# Lasguns the strangest weapon in warhammer.



## Prothor Ironfist (Sep 27, 2009)

This is something I have voiced to a few friends before and thought I would put it up for discussion. The lasgun according to most fluff is a standard issue weapon that fires a laser round or the shortened term "las" round. Though for some reason in the various novels of BL it seems to be effected strangely by things it shouldn't be.

Take for example the Gaunt's Ghosts novels there are sections where the sniper Larkin is aiming for a shot yet for some reason he adjusts for wind? Why adjust for wind when the weapon fires a bolt of super heated light or so you are lead to believe at least. 

I'd just like to know what people think about this there are other inconsistent facts in other books to which just make the mind baffle as well.

The other thing about lasguns I would like to discuss is the Hot shot rounds snipers use in BL novels as well. In certain books they seem to be an overcharged power cell for the weapon that fires one very powerful super heated shot yet in others it seems to be a slightly more powerful version of a standard power cell but can fire less shots? Again you would think if GW had thought this through they would have tried to make all the facts in their novels match when they were proof read it just seems like fairly shoddy work just like the amount of spelling mistakes that are quite easy to notice in the books.
※ ※ ※
*INSTRUCTION 1*. In the rows, write out every line from the one containing "Patent image size: (1020, 1362)." through the one containing "The support mechanism 10 is at (770, 136).", including both of those lines.
*INSTRUCTION 2*. How might the lasgun forum thread go on? Write what comes next, starting after its final sentence.
The lasgun thread and the rows were drawn from unrelated sources.

[Stored entries]
※ ※ ※
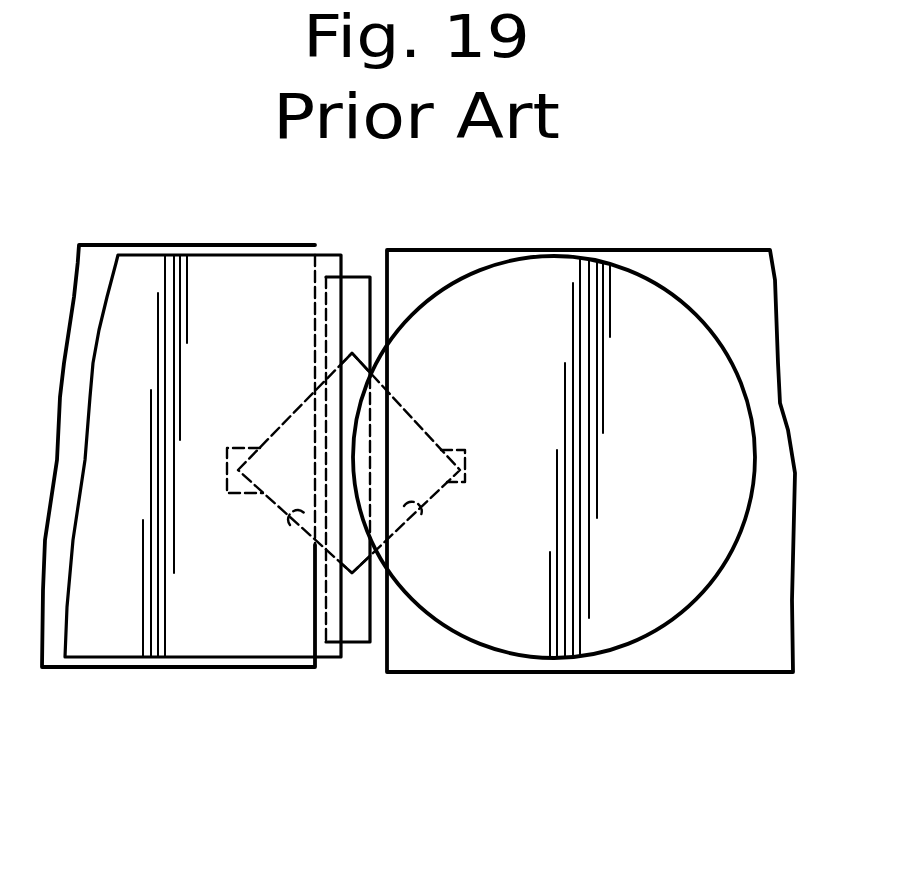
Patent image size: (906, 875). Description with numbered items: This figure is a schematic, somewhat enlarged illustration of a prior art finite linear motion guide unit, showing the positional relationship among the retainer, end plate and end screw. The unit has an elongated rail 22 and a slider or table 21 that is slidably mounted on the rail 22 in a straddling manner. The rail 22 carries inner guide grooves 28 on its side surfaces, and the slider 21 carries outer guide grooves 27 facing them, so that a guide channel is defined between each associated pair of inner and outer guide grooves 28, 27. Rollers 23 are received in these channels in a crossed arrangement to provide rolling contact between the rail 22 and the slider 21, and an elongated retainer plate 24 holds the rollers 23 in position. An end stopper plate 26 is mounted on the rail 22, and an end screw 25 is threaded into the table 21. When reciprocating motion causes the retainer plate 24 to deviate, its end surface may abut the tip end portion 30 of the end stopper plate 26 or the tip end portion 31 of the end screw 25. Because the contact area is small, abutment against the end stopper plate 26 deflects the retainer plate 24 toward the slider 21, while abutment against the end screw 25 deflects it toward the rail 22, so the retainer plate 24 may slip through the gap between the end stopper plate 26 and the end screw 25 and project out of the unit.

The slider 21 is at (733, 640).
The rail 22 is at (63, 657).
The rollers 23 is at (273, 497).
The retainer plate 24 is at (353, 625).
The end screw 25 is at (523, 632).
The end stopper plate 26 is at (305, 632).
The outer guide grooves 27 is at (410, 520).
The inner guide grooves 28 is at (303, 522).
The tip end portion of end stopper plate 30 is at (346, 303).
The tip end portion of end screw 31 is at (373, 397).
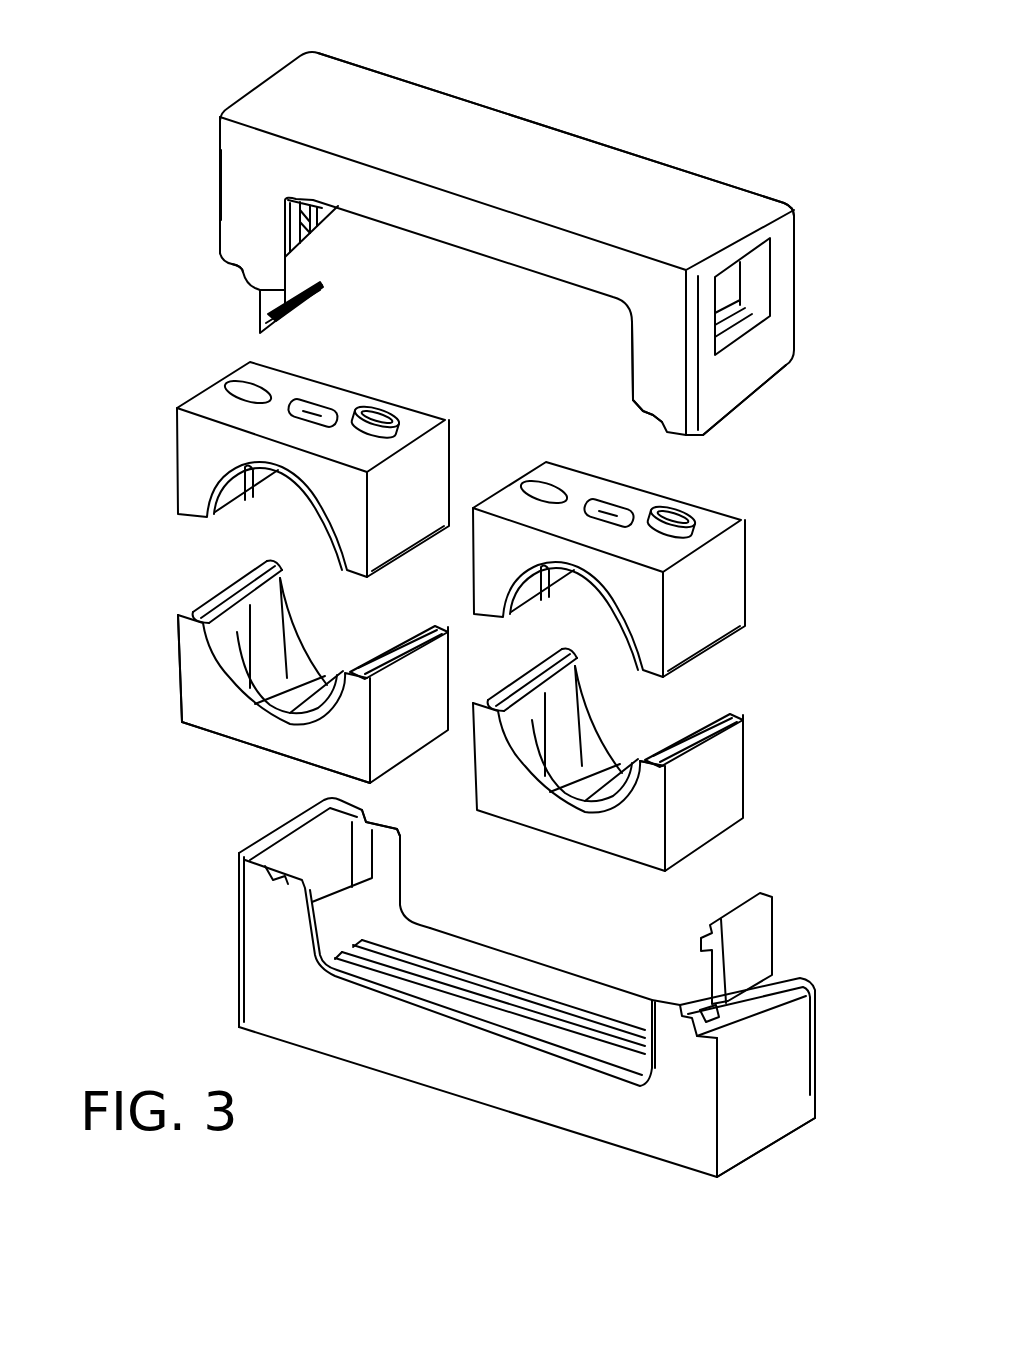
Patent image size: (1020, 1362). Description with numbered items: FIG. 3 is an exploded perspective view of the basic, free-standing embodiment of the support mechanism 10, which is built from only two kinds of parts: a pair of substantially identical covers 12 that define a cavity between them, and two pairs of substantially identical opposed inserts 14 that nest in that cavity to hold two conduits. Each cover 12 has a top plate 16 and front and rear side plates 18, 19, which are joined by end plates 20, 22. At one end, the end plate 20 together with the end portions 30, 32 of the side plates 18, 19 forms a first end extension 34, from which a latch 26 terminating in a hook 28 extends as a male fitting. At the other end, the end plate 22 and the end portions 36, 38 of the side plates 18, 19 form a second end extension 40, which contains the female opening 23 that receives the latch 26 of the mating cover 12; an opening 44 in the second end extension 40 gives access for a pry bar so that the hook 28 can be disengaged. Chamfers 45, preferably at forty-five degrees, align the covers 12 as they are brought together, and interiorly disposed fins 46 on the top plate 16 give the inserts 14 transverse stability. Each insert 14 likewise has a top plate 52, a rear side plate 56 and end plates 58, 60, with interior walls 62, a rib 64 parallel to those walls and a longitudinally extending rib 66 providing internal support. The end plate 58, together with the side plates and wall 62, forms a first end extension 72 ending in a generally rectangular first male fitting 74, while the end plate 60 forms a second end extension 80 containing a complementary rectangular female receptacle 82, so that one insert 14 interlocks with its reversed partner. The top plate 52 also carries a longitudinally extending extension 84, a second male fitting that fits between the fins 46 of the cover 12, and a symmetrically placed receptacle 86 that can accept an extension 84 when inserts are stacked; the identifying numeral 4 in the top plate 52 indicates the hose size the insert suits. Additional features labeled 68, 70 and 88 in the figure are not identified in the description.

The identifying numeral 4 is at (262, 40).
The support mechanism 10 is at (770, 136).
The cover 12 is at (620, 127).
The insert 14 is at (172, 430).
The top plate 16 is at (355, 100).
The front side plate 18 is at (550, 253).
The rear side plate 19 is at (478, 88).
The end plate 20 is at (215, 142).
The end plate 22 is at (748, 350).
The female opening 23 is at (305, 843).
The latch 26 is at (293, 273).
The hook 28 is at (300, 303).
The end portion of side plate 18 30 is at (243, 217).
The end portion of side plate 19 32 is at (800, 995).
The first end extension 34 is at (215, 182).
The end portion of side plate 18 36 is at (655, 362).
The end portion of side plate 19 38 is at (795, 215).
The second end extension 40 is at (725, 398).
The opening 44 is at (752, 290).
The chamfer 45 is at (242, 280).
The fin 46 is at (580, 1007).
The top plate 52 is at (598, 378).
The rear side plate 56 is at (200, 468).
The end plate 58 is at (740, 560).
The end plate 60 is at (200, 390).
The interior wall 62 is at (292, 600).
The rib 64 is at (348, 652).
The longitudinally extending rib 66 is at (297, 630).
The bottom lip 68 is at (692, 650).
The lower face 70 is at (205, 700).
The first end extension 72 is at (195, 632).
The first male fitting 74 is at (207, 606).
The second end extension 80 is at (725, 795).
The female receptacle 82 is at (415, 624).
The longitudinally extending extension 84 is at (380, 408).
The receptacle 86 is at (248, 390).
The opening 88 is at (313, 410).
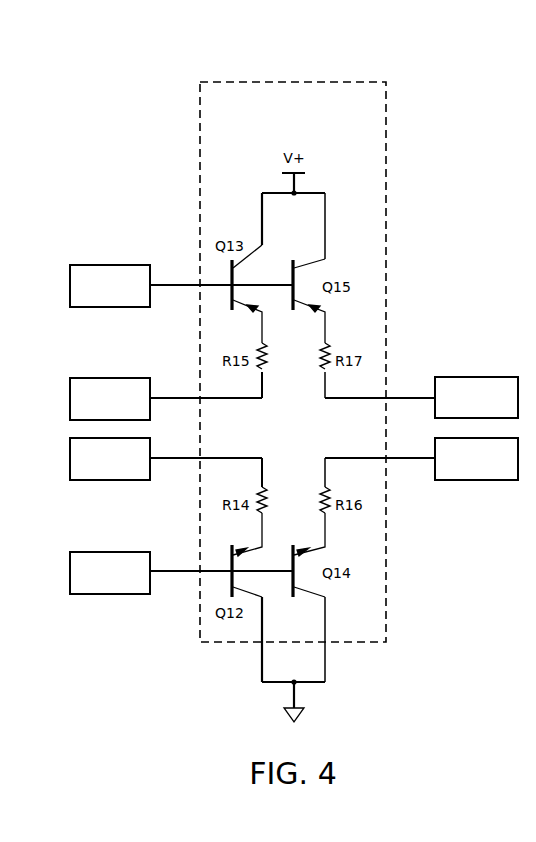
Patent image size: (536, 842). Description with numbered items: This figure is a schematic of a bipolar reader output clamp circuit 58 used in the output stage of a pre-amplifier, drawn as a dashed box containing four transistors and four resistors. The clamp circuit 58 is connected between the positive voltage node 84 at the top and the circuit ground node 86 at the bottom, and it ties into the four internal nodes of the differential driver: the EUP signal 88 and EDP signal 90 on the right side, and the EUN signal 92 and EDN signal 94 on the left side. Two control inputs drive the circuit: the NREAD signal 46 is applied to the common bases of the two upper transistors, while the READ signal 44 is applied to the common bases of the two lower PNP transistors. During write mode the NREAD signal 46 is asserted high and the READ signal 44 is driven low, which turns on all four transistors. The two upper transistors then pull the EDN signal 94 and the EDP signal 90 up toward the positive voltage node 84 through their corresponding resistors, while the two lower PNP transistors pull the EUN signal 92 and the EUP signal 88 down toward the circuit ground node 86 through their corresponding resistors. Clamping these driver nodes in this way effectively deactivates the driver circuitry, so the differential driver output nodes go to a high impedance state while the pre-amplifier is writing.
※ ※ ※
*OUTPUT 1*.
Patent image size: (1020, 1362). Description with numbered items: FIG. 3 is an exploded perspective view of the basic, free-standing embodiment of the support mechanism 10, which is built from only two kinds of parts: a pair of substantially identical covers 12 that define a cavity between them, and two pairs of substantially identical opposed inserts 14 that nest in that cavity to hold two conduits. Each cover 12 has a top plate 16 and front and rear side plates 18, 19, which are joined by end plates 20, 22. At one end, the end plate 20 together with the end portions 30, 32 of the side plates 18, 19 forms a first end extension 34, from which a latch 26 terminating in a hook 28 extends as a male fitting. At the other end, the end plate 22 and the end portions 36, 38 of the side plates 18, 19 form a second end extension 40, which contains the female opening 23 that receives the latch 26 of the mating cover 12; an opening 44 in the second end extension 40 gives access for a pry bar so that the hook 28 can be disengaged. Chamfers 45, preferably at forty-five degrees, align the covers 12 as they are brought together, and interiorly disposed fins 46 on the top plate 16 give the inserts 14 transverse stability. Each insert 14 likewise has a top plate 52, a rear side plate 56 and end plates 58, 60, with interior walls 62, a rib 64 parallel to those walls and a longitudinally extending rib 66 providing internal support. The end plate 58, together with the side plates and wall 62, forms a first end extension 72 ending in a generally rectangular first male fitting 74, while the end plate 60 forms a second end extension 80 containing a complementary rectangular female receptacle 82, so that one insert 14 interlocks with its reversed partner. The top plate 52 also carries a longitudinally extending extension 84, a second male fitting that fits between the fins 46 of the cover 12, and a symmetrically placed receptacle 86 that can accept an extension 84 when inserts are stacked; the identifying numeral 4 in the top plate 52 indicates the hose size the insert suits. Additional features labeled 68, 70 and 88 in the figure are not identified in the description.

The identifying numeral 4 is at (262, 40).
The support mechanism 10 is at (770, 136).

*OUTPUT 2*.
So what do people think of the lasgun on Heresy? Personally i see it as a slightly more powerful torch but others opinions are always interesting. :victory:


----------



## Prince Endymion (Sep 19, 2009)

Snipers still need to adjust for windage becouse the sniper itself fires solid shell ammunition. There is no such thing as a las-sniper. 

The difference between a lasgun and a hot shot lasgun, is that a lasgun has an internal battery with a finite number of shots at a preset level of power.

Hot shot lasguns have external powercells that offer greater power, but fewwer shots, thus being external so that when the rounds are depleted, they can use a new powercell.


----------



## Fallen (Oct 7, 2008)

id try to say something but it would just seem pathetic after prince endymion's post

but ya fluff wise i find that they are basically a modernday rifle that shoots lasers


----------



## Atsuno11 (Jul 21, 2008)

> The difference between a lasgun and a hot shot lasgun, is that a lasgun has an internal battery with a finite number of shots at a preset level of power.


This is incorrect. In the Gaunt's Ghosts books the Snipers use modified Lasguns called "Long-Las" Rifles, which fire high pwoered and more accurate las rounds, and are different from hot shot rounds.


----------



## hailene (Aug 28, 2009)

Prince Endymion said:


> The difference between a lasgun and a hot shot lasgun, is that a lasgun has an internal battery with a finite number of shots at a preset level of power.
> 
> Hot shot lasguns have external powercells that offer greater power, but fewwer shots, thus being external so that when the rounds are depleted, they can use a new powercell.


...Close, but not quite. Many las guns have variable settings.

HELLguns are powered by backpack power units. 

Hotshot las guns use normal clips but have a single power setting--really, really high. They hold fewer shots per a clip.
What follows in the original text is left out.